_STATED GOAL_:
Reproduce the following data line for line, changing no character.

_INFORMATION PROVIDED_:
---------------
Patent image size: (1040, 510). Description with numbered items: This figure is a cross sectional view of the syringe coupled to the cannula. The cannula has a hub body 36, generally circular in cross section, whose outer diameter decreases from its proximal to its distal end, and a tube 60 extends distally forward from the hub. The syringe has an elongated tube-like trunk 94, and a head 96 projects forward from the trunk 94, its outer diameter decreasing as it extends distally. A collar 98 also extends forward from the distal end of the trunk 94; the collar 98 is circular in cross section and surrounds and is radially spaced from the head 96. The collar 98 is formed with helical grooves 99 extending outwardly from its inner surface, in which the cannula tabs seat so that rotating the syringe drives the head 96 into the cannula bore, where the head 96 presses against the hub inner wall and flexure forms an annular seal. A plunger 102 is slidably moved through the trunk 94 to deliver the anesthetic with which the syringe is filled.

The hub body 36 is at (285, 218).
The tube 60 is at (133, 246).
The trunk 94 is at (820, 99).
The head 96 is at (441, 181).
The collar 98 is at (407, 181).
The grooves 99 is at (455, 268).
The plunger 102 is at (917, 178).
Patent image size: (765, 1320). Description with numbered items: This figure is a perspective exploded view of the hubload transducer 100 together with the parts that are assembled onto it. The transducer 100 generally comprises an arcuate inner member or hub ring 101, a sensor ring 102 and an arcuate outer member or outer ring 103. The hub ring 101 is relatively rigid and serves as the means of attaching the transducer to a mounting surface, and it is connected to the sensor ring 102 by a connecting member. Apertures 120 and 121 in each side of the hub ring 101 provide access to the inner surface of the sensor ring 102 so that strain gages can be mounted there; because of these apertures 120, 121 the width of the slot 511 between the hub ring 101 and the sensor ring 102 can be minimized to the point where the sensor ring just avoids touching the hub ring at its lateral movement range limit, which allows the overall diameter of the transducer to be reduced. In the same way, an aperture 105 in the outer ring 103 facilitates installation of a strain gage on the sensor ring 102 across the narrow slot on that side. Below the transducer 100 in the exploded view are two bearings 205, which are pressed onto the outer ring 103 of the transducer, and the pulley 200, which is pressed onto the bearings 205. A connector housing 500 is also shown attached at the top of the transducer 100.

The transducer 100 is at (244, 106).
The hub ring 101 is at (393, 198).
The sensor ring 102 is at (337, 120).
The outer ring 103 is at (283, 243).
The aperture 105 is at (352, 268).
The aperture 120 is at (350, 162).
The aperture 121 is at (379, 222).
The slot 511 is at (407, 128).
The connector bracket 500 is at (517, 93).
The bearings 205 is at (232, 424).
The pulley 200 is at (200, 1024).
---------------
_EXERCISE OUTPUT_:
Patent image size: (1040, 510). Description with numbered items: This figure is a cross sectional view of the syringe coupled to the cannula. The cannula has a hub body 36, generally circular in cross section, whose outer diameter decreases from its proximal to its distal end, and a tube 60 extends distally forward from the hub. The syringe has an elongated tube-like trunk 94, and a head 96 projects forward from the trunk 94, its outer diameter decreasing as it extends distally. A collar 98 also extends forward from the distal end of the trunk 94; the collar 98 is circular in cross section and surrounds and is radially spaced from the head 96. The collar 98 is formed with helical grooves 99 extending outwardly from its inner surface, in which the cannula tabs seat so that rotating the syringe drives the head 96 into the cannula bore, where the head 96 presses against the hub inner wall and flexure forms an annular seal. A plunger 102 is slidably moved through the trunk 94 to deliver the anesthetic with which the syringe is filled.

The hub body 36 is at (285, 218).
The tube 60 is at (133, 246).
The trunk 94 is at (820, 99).
The head 96 is at (441, 181).
The collar 98 is at (407, 181).
The grooves 99 is at (455, 268).
The plunger 102 is at (917, 178).
Patent image size: (765, 1320). Description with numbered items: This figure is a perspective exploded view of the hubload transducer 100 together with the parts that are assembled onto it. The transducer 100 generally comprises an arcuate inner member or hub ring 101, a sensor ring 102 and an arcuate outer member or outer ring 103. The hub ring 101 is relatively rigid and serves as the means of attaching the transducer to a mounting surface, and it is connected to the sensor ring 102 by a connecting member. Apertures 120 and 121 in each side of the hub ring 101 provide access to the inner surface of the sensor ring 102 so that strain gages can be mounted there; because of these apertures 120, 121 the width of the slot 511 between the hub ring 101 and the sensor ring 102 can be minimized to the point where the sensor ring just avoids touching the hub ring at its lateral movement range limit, which allows the overall diameter of the transducer to be reduced. In the same way, an aperture 105 in the outer ring 103 facilitates installation of a strain gage on the sensor ring 102 across the narrow slot on that side. Below the transducer 100 in the exploded view are two bearings 205, which are pressed onto the outer ring 103 of the transducer, and the pulley 200, which is pressed onto the bearings 205. A connector housing 500 is also shown attached at the top of the transducer 100.

The transducer 100 is at (244, 106).
The hub ring 101 is at (393, 198).
The sensor ring 102 is at (337, 120).
The outer ring 103 is at (283, 243).
The aperture 105 is at (352, 268).
The aperture 120 is at (350, 162).
The aperture 121 is at (379, 222).
The slot 511 is at (407, 128).
The connector bracket 500 is at (517, 93).
The bearings 205 is at (232, 424).
The pulley 200 is at (200, 1024).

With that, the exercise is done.